[Dataset records on visual material]
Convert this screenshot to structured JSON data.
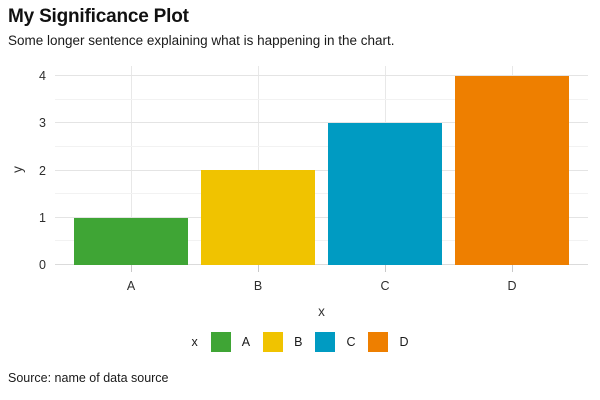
{
  "header": {
    "title": "My Significance Plot",
    "subtitle": "Some longer sentence explaining what is happening in the chart."
  },
  "chart_data": {
    "type": "bar",
    "categories": [
      "A",
      "B",
      "C",
      "D"
    ],
    "values": [
      1,
      2,
      3,
      4
    ],
    "colors": [
      "#3FA535",
      "#F0C300",
      "#009BC2",
      "#EE7F00"
    ],
    "title": "My Significance Plot",
    "subtitle": "Some longer sentence explaining what is happening in the chart.",
    "xlabel": "x",
    "ylabel": "y",
    "ylim": [
      0,
      4
    ],
    "yticks": [
      0,
      1,
      2,
      3,
      4
    ],
    "minor_tick_step": 0.5,
    "grid": "horizontal major+minor, vertical major at category centers",
    "legend": {
      "title": "x",
      "position": "bottom",
      "entries": [
        {
          "label": "A",
          "color": "#3FA535"
        },
        {
          "label": "B",
          "color": "#F0C300"
        },
        {
          "label": "C",
          "color": "#009BC2"
        },
        {
          "label": "D",
          "color": "#EE7F00"
        }
      ]
    }
  },
  "footer": {
    "source": "Source: name of data source"
  },
  "theme": {
    "background": "#FFFFFF",
    "grid_major": "#E4E4E4",
    "grid_minor": "#F2F2F2",
    "grid_vertical": "#E8E8E8",
    "axis_line": "#DBDBDB",
    "tick_mark": "#C9C9C9",
    "text": "#1A1A1A"
  }
}
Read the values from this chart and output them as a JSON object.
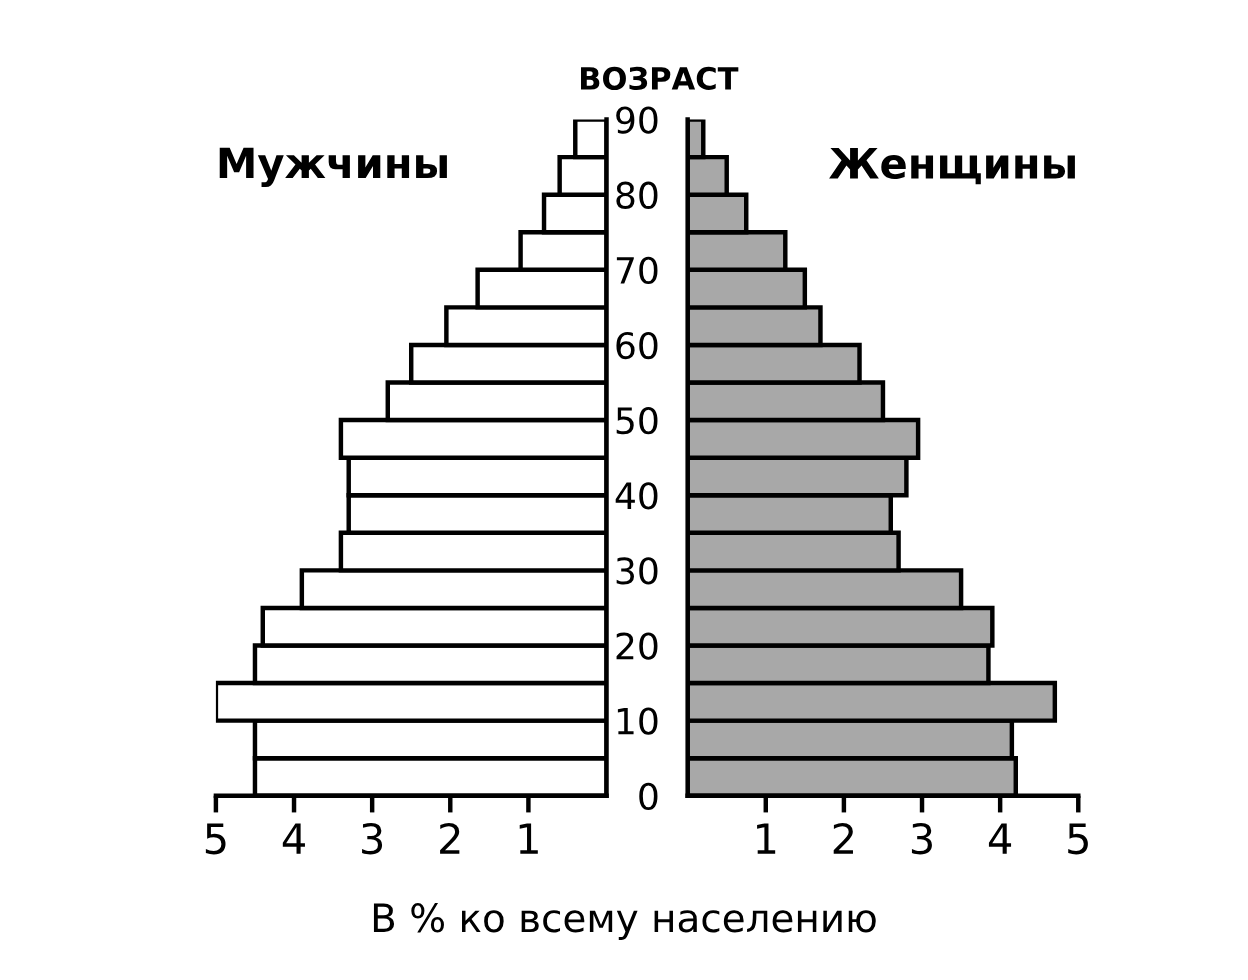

Aim:
Give the data again exactly as written, with all pictures left out.

Response to the exercise:
Convert this screenshot to structured JSON data.
{
  "header": {
    "title": "My Significance Plot",
    "subtitle": "Some longer sentence explaining what is happening in the chart."
  },
  "chart_data": {
    "type": "bar",
    "categories": [
      "A",
      "B",
      "C",
      "D"
    ],
    "values": [
      1,
      2,
      3,
      4
    ],
    "colors": [
      "#3FA535",
      "#F0C300",
      "#009BC2",
      "#EE7F00"
    ],
    "title": "My Significance Plot",
    "subtitle": "Some longer sentence explaining what is happening in the chart.",
    "xlabel": "x",
    "ylabel": "y",
    "ylim": [
      0,
      4
    ],
    "yticks": [
      0,
      1,
      2,
      3,
      4
    ],
    "minor_tick_step": 0.5,
    "grid": "horizontal major+minor, vertical major at category centers",
    "legend": {
      "title": "x",
      "position": "bottom",
      "entries": [
        {
          "label": "A",
          "color": "#3FA535"
        },
        {
          "label": "B",
          "color": "#F0C300"
        },
        {
          "label": "C",
          "color": "#009BC2"
        },
        {
          "label": "D",
          "color": "#EE7F00"
        }
      ]
    }
  },
  "footer": {
    "source": "Source: name of data source"
  },
  "theme": {
    "background": "#FFFFFF",
    "grid_major": "#E4E4E4",
    "grid_minor": "#F2F2F2",
    "grid_vertical": "#E8E8E8",
    "axis_line": "#DBDBDB",
    "tick_mark": "#C9C9C9",
    "text": "#1A1A1A"
  }
}
Read the values from this chart and output them as a JSON object.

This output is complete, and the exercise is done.